▶ What to produce
Check each line of the records below for the word "detached" and copy those where it appears.

▶ Data for the task
┏━━

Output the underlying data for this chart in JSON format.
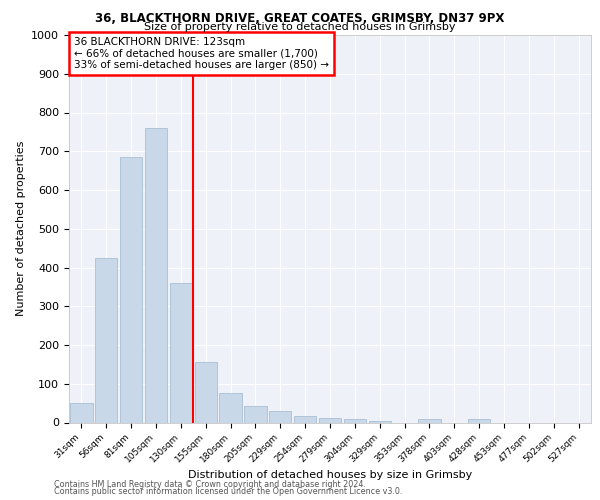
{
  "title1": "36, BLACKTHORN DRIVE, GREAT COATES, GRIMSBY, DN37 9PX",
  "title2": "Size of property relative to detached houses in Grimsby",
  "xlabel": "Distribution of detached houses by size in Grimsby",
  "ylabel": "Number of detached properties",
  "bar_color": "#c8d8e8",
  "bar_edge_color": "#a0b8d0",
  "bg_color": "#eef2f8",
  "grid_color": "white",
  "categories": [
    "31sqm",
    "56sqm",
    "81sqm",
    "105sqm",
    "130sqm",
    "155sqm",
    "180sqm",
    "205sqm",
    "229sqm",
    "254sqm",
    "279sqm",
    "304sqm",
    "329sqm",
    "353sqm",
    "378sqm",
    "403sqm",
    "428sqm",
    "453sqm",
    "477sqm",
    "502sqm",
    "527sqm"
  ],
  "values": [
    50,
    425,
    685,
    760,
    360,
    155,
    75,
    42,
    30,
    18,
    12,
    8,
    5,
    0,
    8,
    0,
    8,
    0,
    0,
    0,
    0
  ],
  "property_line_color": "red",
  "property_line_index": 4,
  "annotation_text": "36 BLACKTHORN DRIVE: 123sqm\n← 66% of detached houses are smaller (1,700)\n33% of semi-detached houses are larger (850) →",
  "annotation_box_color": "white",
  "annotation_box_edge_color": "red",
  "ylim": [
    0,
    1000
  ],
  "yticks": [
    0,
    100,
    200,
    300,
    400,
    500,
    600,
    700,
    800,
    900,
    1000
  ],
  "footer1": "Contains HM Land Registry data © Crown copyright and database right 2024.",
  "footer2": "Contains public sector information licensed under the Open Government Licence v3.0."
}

┗━━
┏━━

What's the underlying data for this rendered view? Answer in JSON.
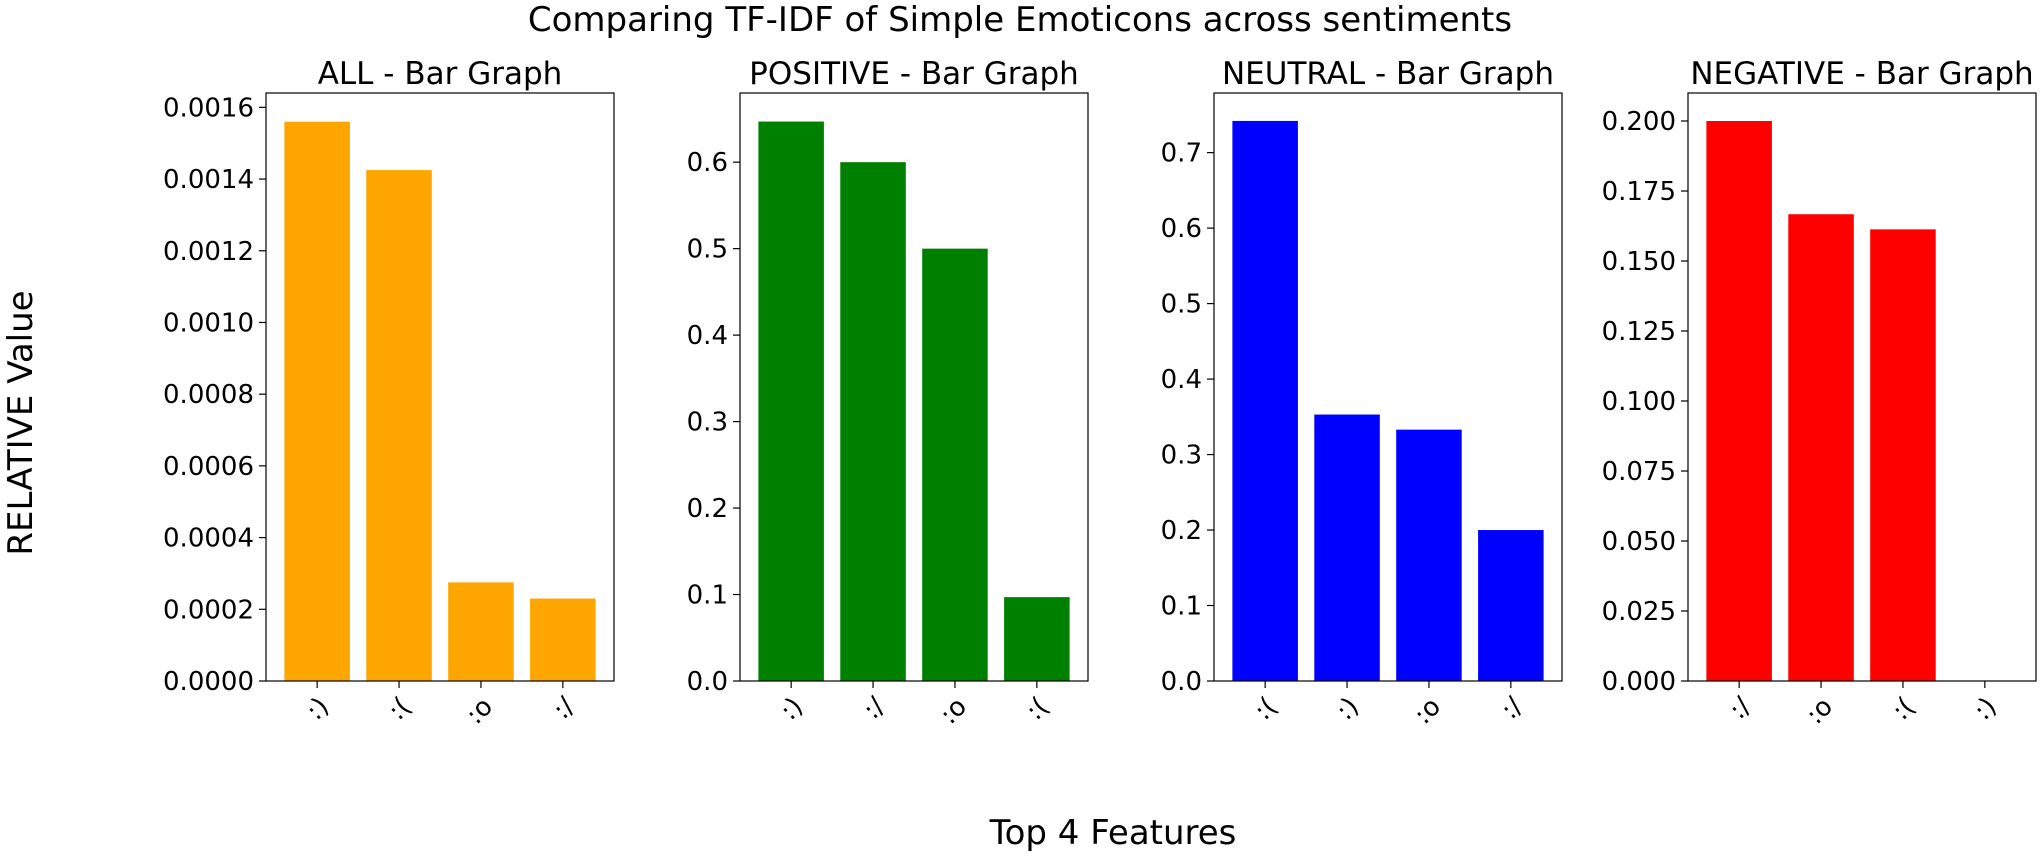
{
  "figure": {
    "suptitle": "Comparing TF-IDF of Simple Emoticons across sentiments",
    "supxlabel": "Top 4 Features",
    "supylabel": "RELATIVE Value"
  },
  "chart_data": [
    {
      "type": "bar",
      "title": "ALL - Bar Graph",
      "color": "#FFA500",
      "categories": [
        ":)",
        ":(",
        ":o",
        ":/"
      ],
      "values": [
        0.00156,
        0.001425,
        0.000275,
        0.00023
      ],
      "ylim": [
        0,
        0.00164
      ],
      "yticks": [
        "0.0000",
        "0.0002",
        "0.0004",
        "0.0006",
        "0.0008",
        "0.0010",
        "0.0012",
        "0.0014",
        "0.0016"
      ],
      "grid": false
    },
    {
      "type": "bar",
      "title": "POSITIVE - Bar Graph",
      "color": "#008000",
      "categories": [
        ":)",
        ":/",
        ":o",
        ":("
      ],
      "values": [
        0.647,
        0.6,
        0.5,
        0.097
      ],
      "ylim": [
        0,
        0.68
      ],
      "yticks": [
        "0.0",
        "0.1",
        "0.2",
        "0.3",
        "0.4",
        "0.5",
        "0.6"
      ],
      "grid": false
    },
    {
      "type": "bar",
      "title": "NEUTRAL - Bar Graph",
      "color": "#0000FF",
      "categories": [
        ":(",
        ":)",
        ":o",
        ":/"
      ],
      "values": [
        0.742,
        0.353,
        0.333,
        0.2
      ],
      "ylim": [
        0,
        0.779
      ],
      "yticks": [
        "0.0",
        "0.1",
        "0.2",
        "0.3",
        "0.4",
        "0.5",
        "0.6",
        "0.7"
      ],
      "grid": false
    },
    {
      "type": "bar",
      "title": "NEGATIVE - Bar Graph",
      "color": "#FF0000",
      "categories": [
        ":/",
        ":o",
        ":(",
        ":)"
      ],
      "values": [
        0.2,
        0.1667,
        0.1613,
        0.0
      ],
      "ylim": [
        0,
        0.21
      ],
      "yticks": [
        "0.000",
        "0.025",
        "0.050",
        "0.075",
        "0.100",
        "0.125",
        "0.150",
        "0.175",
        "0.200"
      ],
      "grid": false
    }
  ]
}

┗━━
┏━━

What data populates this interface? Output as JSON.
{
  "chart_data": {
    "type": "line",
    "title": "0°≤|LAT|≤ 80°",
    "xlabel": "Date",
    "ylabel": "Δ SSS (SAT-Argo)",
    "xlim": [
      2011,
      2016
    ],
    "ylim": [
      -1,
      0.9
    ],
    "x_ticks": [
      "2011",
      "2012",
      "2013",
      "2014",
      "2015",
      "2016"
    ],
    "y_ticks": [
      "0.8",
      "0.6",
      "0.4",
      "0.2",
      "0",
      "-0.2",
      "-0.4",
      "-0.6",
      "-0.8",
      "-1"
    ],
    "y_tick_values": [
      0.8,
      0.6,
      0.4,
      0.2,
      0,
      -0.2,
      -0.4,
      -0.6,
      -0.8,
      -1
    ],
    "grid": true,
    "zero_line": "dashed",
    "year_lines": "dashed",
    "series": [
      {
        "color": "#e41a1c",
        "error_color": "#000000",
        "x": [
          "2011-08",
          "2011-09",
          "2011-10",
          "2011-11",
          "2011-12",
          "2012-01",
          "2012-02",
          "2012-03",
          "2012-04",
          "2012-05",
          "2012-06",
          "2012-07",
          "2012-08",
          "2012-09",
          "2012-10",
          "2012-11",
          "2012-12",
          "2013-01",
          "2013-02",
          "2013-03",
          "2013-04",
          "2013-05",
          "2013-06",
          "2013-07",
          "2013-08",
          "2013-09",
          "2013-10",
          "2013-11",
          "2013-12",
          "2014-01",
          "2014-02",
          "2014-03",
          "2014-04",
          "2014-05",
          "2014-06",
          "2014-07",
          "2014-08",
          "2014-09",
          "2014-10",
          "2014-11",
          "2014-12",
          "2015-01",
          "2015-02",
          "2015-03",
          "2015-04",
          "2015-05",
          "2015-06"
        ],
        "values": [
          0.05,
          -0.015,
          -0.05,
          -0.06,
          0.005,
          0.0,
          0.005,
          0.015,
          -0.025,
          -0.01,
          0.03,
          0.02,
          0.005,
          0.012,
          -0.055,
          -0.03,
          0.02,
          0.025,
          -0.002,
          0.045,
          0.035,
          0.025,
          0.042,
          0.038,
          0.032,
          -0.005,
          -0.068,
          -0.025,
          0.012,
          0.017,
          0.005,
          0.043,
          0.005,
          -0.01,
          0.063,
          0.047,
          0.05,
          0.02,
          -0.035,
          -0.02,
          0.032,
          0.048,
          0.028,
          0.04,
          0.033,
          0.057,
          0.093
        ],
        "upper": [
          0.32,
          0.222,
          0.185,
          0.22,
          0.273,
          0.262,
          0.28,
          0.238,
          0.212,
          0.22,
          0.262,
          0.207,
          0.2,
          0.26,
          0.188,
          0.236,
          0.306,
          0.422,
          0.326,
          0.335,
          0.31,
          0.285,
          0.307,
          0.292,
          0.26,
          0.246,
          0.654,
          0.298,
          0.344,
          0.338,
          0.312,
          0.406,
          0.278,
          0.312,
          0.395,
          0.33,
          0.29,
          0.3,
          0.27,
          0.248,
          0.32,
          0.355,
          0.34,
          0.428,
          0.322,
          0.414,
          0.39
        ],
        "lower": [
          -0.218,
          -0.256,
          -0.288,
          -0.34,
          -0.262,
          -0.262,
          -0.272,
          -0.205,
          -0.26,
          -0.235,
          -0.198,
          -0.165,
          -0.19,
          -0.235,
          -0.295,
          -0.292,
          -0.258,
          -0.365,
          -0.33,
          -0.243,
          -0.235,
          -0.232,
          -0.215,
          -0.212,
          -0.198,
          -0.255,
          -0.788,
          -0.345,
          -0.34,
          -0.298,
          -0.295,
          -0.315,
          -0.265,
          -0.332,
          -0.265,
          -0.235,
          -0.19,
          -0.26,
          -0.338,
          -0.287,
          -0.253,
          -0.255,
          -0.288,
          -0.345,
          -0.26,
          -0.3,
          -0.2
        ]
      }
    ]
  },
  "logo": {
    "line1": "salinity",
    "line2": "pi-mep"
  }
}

┗━━

▶ Output for this exercise
  "title2": "Size of property relative to detached houses in Grimsby",
  "xlabel": "Distribution of detached houses by size in Grimsby",
  "ylabel": "Number of detached properties",
  "annotation_text": "36 BLACKTHORN DRIVE: 123sqm\n← 66% of detached houses are smaller (1,700)\n33% of semi-detached houses are larger (850) →",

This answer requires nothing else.